The cloud is not only about greenfield projects. Over the last few years I have accompanied several enterprises in large migration projects from on-premises to the Amazon Web Services (AWS). This blog post gives an overview of typical obstacles for lift & shift architectures and points out possible solutions.
Increase reliability of a single EC2 instance
Whenever possible, you should avoid running parts of your workload on a single EC2 instance. Instead, deploy your application to least two EC2 instances in two Availability Zones. Unfortunately, there are a lot of legacy applications that do not support running on two different machines in parallel. In that case, a single EC2 instance is your only option. But how do you make the best of this situation?
- Set up a CloudWatch alarm to automatically recover the single EC2 instance. Doing so will replace a failed machine within the same AZ automatically.
- Configure AWS Backup to create snapshots of the attached EBS volume regularly (e.g., every 12 hours).
I’ve created all the architecture diagrams for this blog post with Cloudcraft. Enjoy!
Using a shared file system that replicates data among multiple AZs is another option. In that case, using an Auto Scaling Group with minimum and maximum size of 1 allows you to recover from an instance and availability zone failure.
Be aware of burstable performance
I’ve been tasked to debug performance issues after a lift & shift migration many times. Commonly, the performance decreased significantly a few hours after migrating the workload from on-premises to the cloud. The reason: a lot of resources come with burstable performance. After a while, the resources fall back to their baseline performance, which slows down your workload significantly.
When designing an architecture for a high-load scenario, make sure you are picking resources without burstable performance.
Service | Aspect | Burstable Options | Constant Options |
EC2 | CPU | The instance types t2, t3, t3a come with burstable CPU performance. | All other instance types offer constant CPU performance (e.g., m5). |
EC2 | Network | Most instance types come with burstable network performance. | Some instance types offer constant network performance (e.g., m5.8xlarge). |
EC2 | Storage I/O(EBS) | Many instance types come with burstable storage I/O throughput. | Some instance types offer constant EBS throughput (e.g., m5.4xlarge). |
EBS | Storage I/O | An EBS volume with type gp2, st1, or sc1 comes with burstable I/O performance. | An EBS volume of type io1 guarantees a constant I/O performance. |
The same applies to services that are using EC2 instances under the hood. RDS, for example.

§ **DATA ENTRIES**:
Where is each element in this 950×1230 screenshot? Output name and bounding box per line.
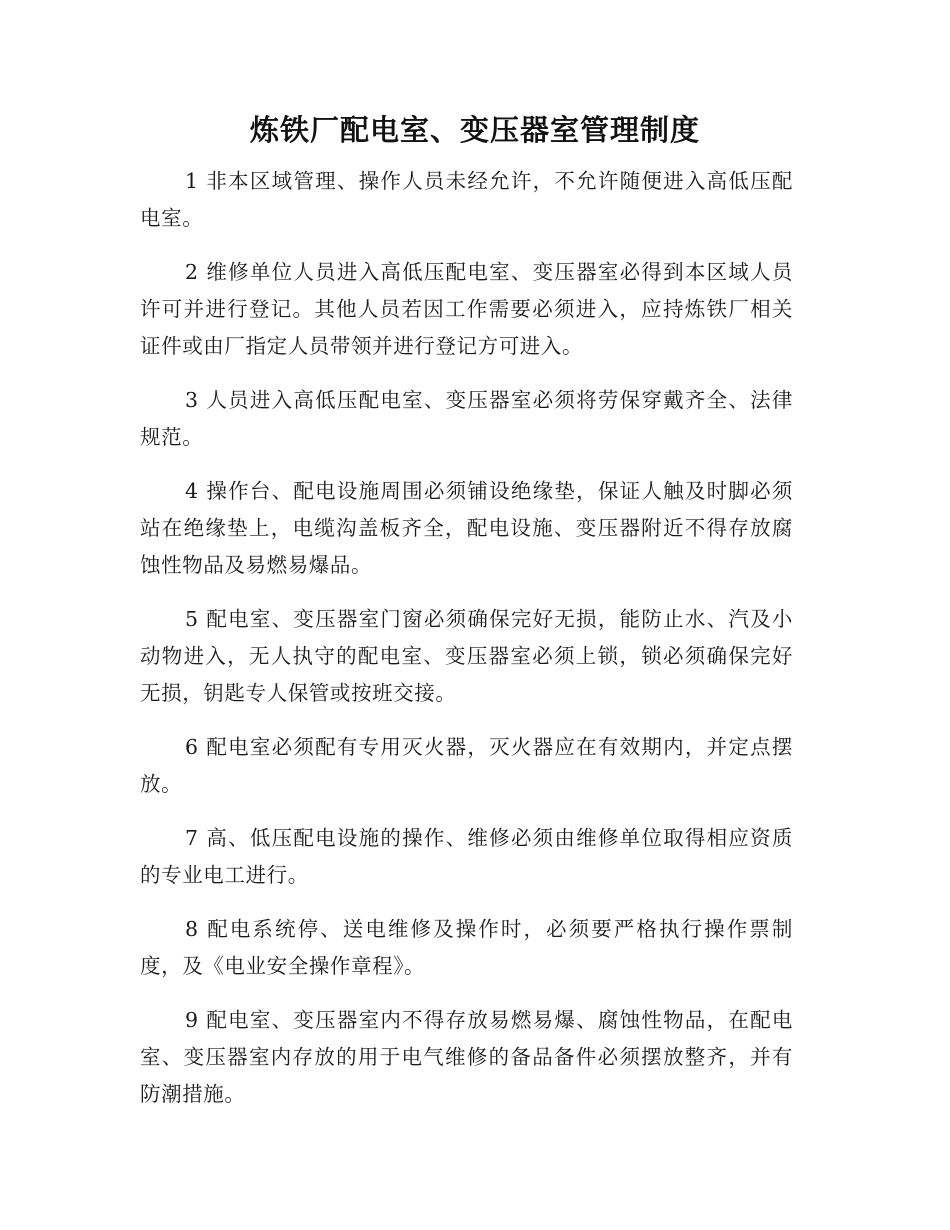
rule-paragraph-8: 8 配电系统停、送电维修及操作时，必须要严格执行操作票制度，及《电业安全操作章程》。 (140, 917, 793, 978)
rule-paragraph-4: 4 操作台、配电设施周围必须铺设绝缘垫，保证人触及时脚必须站在绝缘垫上，电缆沟盖板齐全，配电设施、变压器附近不得存放腐蚀性物品及易燃易爆品。 (140, 479, 793, 577)
rule-paragraph-2: 2 维修单位人员进入高低压配电室、变压器室必得到本区域人员许可并进行登记。其他人员若因工作需要必须进入，应持炼铁厂相关证件或由厂指定人员带领并进行登记方可进入。 (140, 260, 793, 358)
document-body (140, 163, 793, 1130)
rule-paragraph-5: 5 配电室、变压器室门窗必须确保完好无损，能防止水、汽及小动物进入，无人执守的配电室、变压器室必须上锁，锁必须确保完好无损，钥匙专人保管或按班交接。 (140, 607, 793, 705)
document-title: 炼铁厂配电室、变压器室管理制度 (249, 113, 700, 147)
rule-paragraph-7: 7 高、低压配电设施的操作、维修必须由维修单位取得相应资质的专业电工进行。 (140, 826, 793, 887)
rule-paragraph-6: 6 配电室必须配有专用灭火器，灭火器应在有效期内，并定点摆放。 (140, 735, 793, 796)
rule-paragraph-9: 9 配电室、变压器室内不得存放易燃易爆、腐蚀性物品，在配电室、变压器室内存放的用于电气维修的备品备件必须摆放整齐，并有防潮措施。 (140, 1008, 793, 1106)
rule-paragraph-3: 3 人员进入高低压配电室、变压器室必须将劳保穿戴齐全、法律规范。 (140, 388, 793, 449)
rule-paragraph-1: 1 非本区域管理、操作人员未经允许，不允许随便进入高低压配电室。 (140, 169, 793, 230)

§ **PROBLEM**:
Answer the following from the article on lift & shift migrations to AWS:
(a) What interval does the article give as an example for AWS Backup snapshots of the attached EBS volume?
(b) Which EBS volume type guarantees a constant I/O performance?
(c) What minimum and maximum size does the article give for the Auto Scaling Group used with a shared file system?

§ **EXERCISE OUTPUT**:
(a) Every 12 hours.
(b) io1.
(c) 1.